THE PROBLEM: Reproduce all of the data below without alteration; exclude every picture.

INPUT FOR THIS TASK:

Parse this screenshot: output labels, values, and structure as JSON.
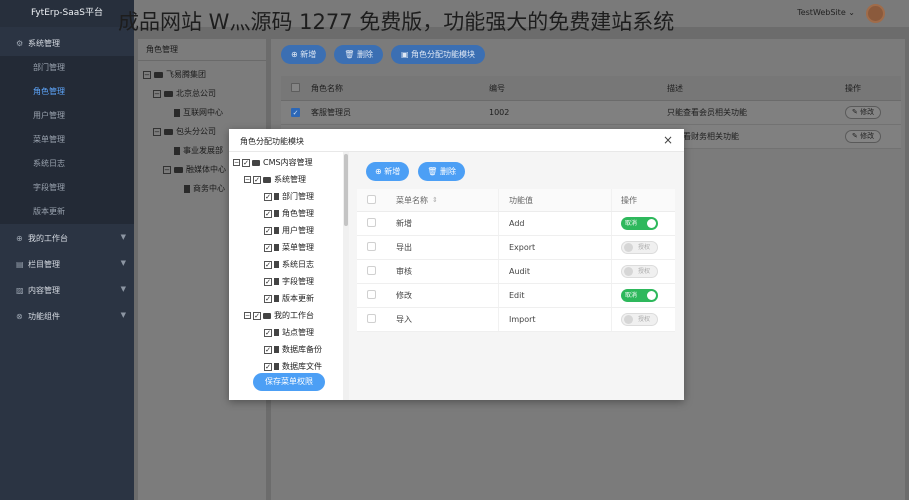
{
  "app": {
    "brand": "FytErp-SaaS平台"
  },
  "watermark": "成品网站 W灬源码 1277 免费版，功能强大的免费建站系统",
  "topbar": {
    "site": "TestWebSite",
    "caret": "⌄"
  },
  "sidebar": {
    "groups": [
      {
        "label": "系统管理",
        "icon": "⚙",
        "expanded": true,
        "items": [
          "部门管理",
          "角色管理",
          "用户管理",
          "菜单管理",
          "系统日志",
          "字段管理",
          "版本更新"
        ]
      },
      {
        "label": "我的工作台",
        "icon": "⊕"
      },
      {
        "label": "栏目管理",
        "icon": "▤"
      },
      {
        "label": "内容管理",
        "icon": "▨"
      },
      {
        "label": "功能组件",
        "icon": "⊗"
      }
    ]
  },
  "left_panel": {
    "title": "角色管理",
    "tree": [
      {
        "label": "飞易腾集团",
        "level": 0,
        "toggle": "−",
        "type": "folder"
      },
      {
        "label": "北京总公司",
        "level": 1,
        "toggle": "−",
        "type": "folder"
      },
      {
        "label": "互联网中心",
        "level": 2,
        "type": "doc"
      },
      {
        "label": "包头分公司",
        "level": 1,
        "toggle": "−",
        "type": "folder"
      },
      {
        "label": "事业发展部",
        "level": 2,
        "type": "doc"
      },
      {
        "label": "融媒体中心",
        "level": 2,
        "toggle": "−",
        "type": "folder"
      },
      {
        "label": "商务中心",
        "level": 3,
        "type": "doc"
      }
    ]
  },
  "main": {
    "buttons": {
      "add": "⊕ 新增",
      "delete": "🗑 删除",
      "assign": "▣ 角色分配功能模块"
    },
    "columns": [
      "角色名称",
      "编号",
      "描述",
      "操作"
    ],
    "rows": [
      {
        "name": "客服管理员",
        "code": "1002",
        "desc": "只能查看会员相关功能",
        "action": "✎ 修改",
        "checked": true
      },
      {
        "name": "",
        "code": "",
        "desc": "能查看财务相关功能",
        "action": "✎ 修改",
        "checked": false
      }
    ]
  },
  "modal": {
    "title": "角色分配功能模块",
    "close": "×",
    "tree": [
      {
        "label": "CMS内容管理",
        "level": 0,
        "toggle": "−",
        "type": "folder"
      },
      {
        "label": "系统管理",
        "level": 1,
        "toggle": "−",
        "type": "folder"
      },
      {
        "label": "部门管理",
        "level": 2,
        "type": "doc"
      },
      {
        "label": "角色管理",
        "level": 2,
        "type": "doc"
      },
      {
        "label": "用户管理",
        "level": 2,
        "type": "doc"
      },
      {
        "label": "菜单管理",
        "level": 2,
        "type": "doc"
      },
      {
        "label": "系统日志",
        "level": 2,
        "type": "doc"
      },
      {
        "label": "字段管理",
        "level": 2,
        "type": "doc"
      },
      {
        "label": "版本更新",
        "level": 2,
        "type": "doc"
      },
      {
        "label": "我的工作台",
        "level": 1,
        "toggle": "−",
        "type": "folder"
      },
      {
        "label": "站点管理",
        "level": 2,
        "type": "doc"
      },
      {
        "label": "数据库备份",
        "level": 2,
        "type": "doc"
      },
      {
        "label": "数据库文件",
        "level": 2,
        "type": "doc"
      }
    ],
    "save_label": "保存菜单权限",
    "buttons": {
      "add": "⊕ 新增",
      "delete": "🗑 删除"
    },
    "columns": [
      "菜单名称",
      "功能值",
      "操作"
    ],
    "rows": [
      {
        "name": "新增",
        "value": "Add",
        "state": "on",
        "toggle_label": "取消"
      },
      {
        "name": "导出",
        "value": "Export",
        "state": "off",
        "toggle_label": "授权"
      },
      {
        "name": "审核",
        "value": "Audit",
        "state": "off",
        "toggle_label": "授权"
      },
      {
        "name": "修改",
        "value": "Edit",
        "state": "on",
        "toggle_label": "取消"
      },
      {
        "name": "导入",
        "value": "Import",
        "state": "off",
        "toggle_label": "授权"
      }
    ]
  }
}
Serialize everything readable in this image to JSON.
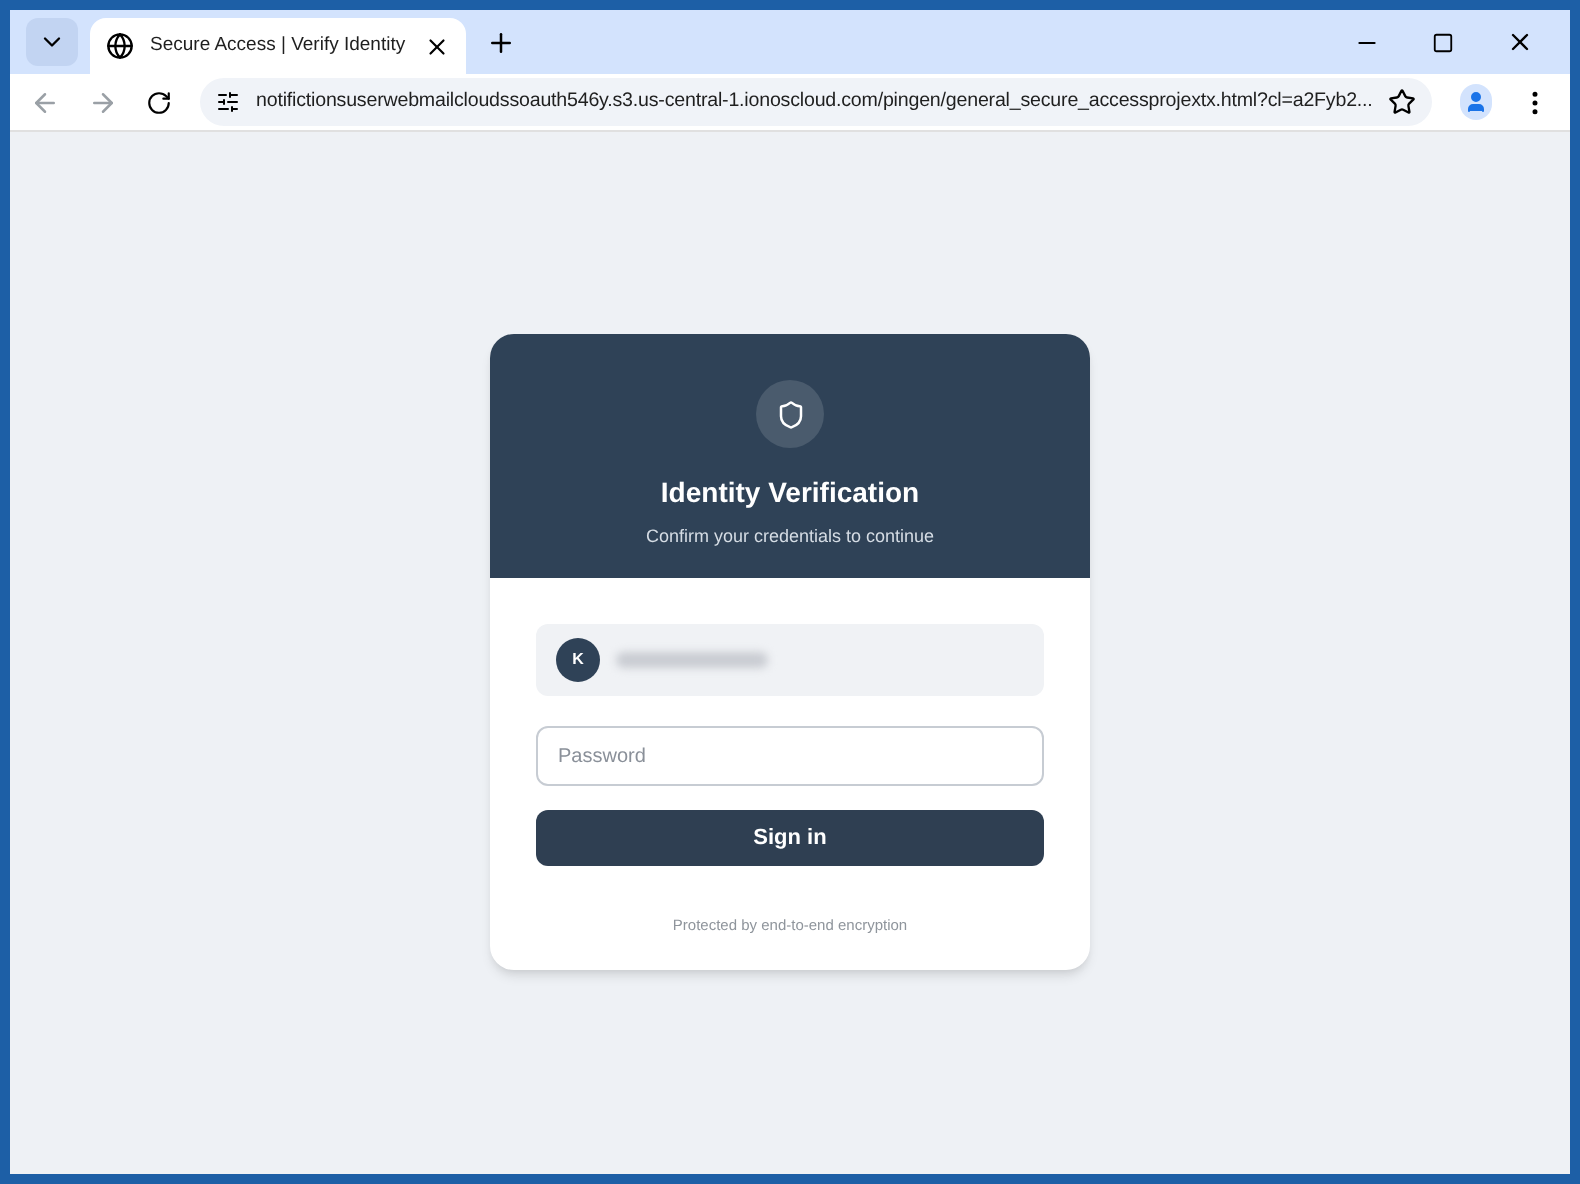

EXERCISE RESULT:
Parse this screenshot: output labels, values, and structure as JSON.
{
  "app": {
    "brand": "FytErp-SaaS平台"
  },
  "watermark": "成品网站 W灬源码 1277 免费版，功能强大的免费建站系统",
  "topbar": {
    "site": "TestWebSite",
    "caret": "⌄"
  },
  "sidebar": {
    "groups": [
      {
        "label": "系统管理",
        "icon": "⚙",
        "expanded": true,
        "items": [
          "部门管理",
          "角色管理",
          "用户管理",
          "菜单管理",
          "系统日志",
          "字段管理",
          "版本更新"
        ]
      },
      {
        "label": "我的工作台",
        "icon": "⊕"
      },
      {
        "label": "栏目管理",
        "icon": "▤"
      },
      {
        "label": "内容管理",
        "icon": "▨"
      },
      {
        "label": "功能组件",
        "icon": "⊗"
      }
    ]
  },
  "left_panel": {
    "title": "角色管理",
    "tree": [
      {
        "label": "飞易腾集团",
        "level": 0,
        "toggle": "−",
        "type": "folder"
      },
      {
        "label": "北京总公司",
        "level": 1,
        "toggle": "−",
        "type": "folder"
      },
      {
        "label": "互联网中心",
        "level": 2,
        "type": "doc"
      },
      {
        "label": "包头分公司",
        "level": 1,
        "toggle": "−",
        "type": "folder"
      },
      {
        "label": "事业发展部",
        "level": 2,
        "type": "doc"
      },
      {
        "label": "融媒体中心",
        "level": 2,
        "toggle": "−",
        "type": "folder"
      },
      {
        "label": "商务中心",
        "level": 3,
        "type": "doc"
      }
    ]
  },
  "main": {
    "buttons": {
      "add": "⊕ 新增",
      "delete": "🗑 删除",
      "assign": "▣ 角色分配功能模块"
    },
    "columns": [
      "角色名称",
      "编号",
      "描述",
      "操作"
    ],
    "rows": [
      {
        "name": "客服管理员",
        "code": "1002",
        "desc": "只能查看会员相关功能",
        "action": "✎ 修改",
        "checked": true
      },
      {
        "name": "",
        "code": "",
        "desc": "能查看财务相关功能",
        "action": "✎ 修改",
        "checked": false
      }
    ]
  },
  "modal": {
    "title": "角色分配功能模块",
    "close": "×",
    "tree": [
      {
        "label": "CMS内容管理",
        "level": 0,
        "toggle": "−",
        "type": "folder"
      },
      {
        "label": "系统管理",
        "level": 1,
        "toggle": "−",
        "type": "folder"
      },
      {
        "label": "部门管理",
        "level": 2,
        "type": "doc"
      },
      {
        "label": "角色管理",
        "level": 2,
        "type": "doc"
      },
      {
        "label": "用户管理",
        "level": 2,
        "type": "doc"
      },
      {
        "label": "菜单管理",
        "level": 2,
        "type": "doc"
      },
      {
        "label": "系统日志",
        "level": 2,
        "type": "doc"
      },
      {
        "label": "字段管理",
        "level": 2,
        "type": "doc"
      },
      {
        "label": "版本更新",
        "level": 2,
        "type": "doc"
      },
      {
        "label": "我的工作台",
        "level": 1,
        "toggle": "−",
        "type": "folder"
      },
      {
        "label": "站点管理",
        "level": 2,
        "type": "doc"
      },
      {
        "label": "数据库备份",
        "level": 2,
        "type": "doc"
      },
      {
        "label": "数据库文件",
        "level": 2,
        "type": "doc"
      }
    ],
    "save_label": "保存菜单权限",
    "buttons": {
      "add": "⊕ 新增",
      "delete": "🗑 删除"
    },
    "columns": [
      "菜单名称",
      "功能值",
      "操作"
    ],
    "rows": [
      {
        "name": "新增",
        "value": "Add",
        "state": "on",
        "toggle_label": "取消"
      },
      {
        "name": "导出",
        "value": "Export",
        "state": "off",
        "toggle_label": "授权"
      },
      {
        "name": "审核",
        "value": "Audit",
        "state": "off",
        "toggle_label": "授权"
      },
      {
        "name": "修改",
        "value": "Edit",
        "state": "on",
        "toggle_label": "取消"
      },
      {
        "name": "导入",
        "value": "Import",
        "state": "off",
        "toggle_label": "授权"
      }
    ]
  }
}
Serialize everything readable in this image to JSON.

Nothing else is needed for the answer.